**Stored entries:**
________________________

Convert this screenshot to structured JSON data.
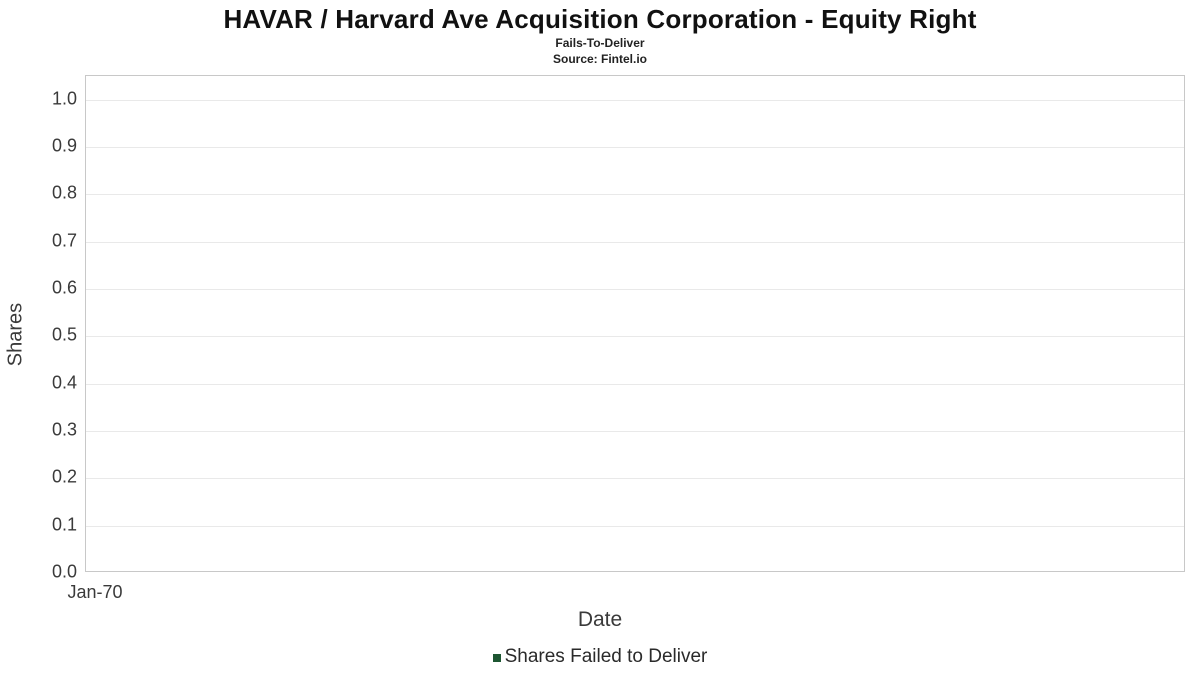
{
  "chart": {
    "title": "HAVAR / Harvard Ave Acquisition Corporation - Equity Right",
    "subtitle": "Fails-To-Deliver",
    "source": "Source: Fintel.io",
    "ylabel": "Shares",
    "xlabel": "Date",
    "x_tick": "Jan-70",
    "legend_label": "Shares Failed to Deliver",
    "legend_color": "#1d5632"
  },
  "chart_data": {
    "type": "bar",
    "title": "HAVAR / Harvard Ave Acquisition Corporation - Equity Right",
    "subtitle": "Fails-To-Deliver",
    "source": "Source: Fintel.io",
    "xlabel": "Date",
    "ylabel": "Shares",
    "categories": [
      "Jan-70"
    ],
    "series": [
      {
        "name": "Shares Failed to Deliver",
        "values": [],
        "color": "#1d5632"
      }
    ],
    "ylim": [
      0.0,
      1.05
    ],
    "yticks": [
      0.0,
      0.1,
      0.2,
      0.3,
      0.4,
      0.5,
      0.6,
      0.7,
      0.8,
      0.9,
      1.0
    ],
    "grid": "horizontal",
    "legend_position": "bottom",
    "notes": "Empty plot area - no data points rendered"
  }
}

________________________

Report how many lines of the listing hold the word "Shares", with nothing but the number.

4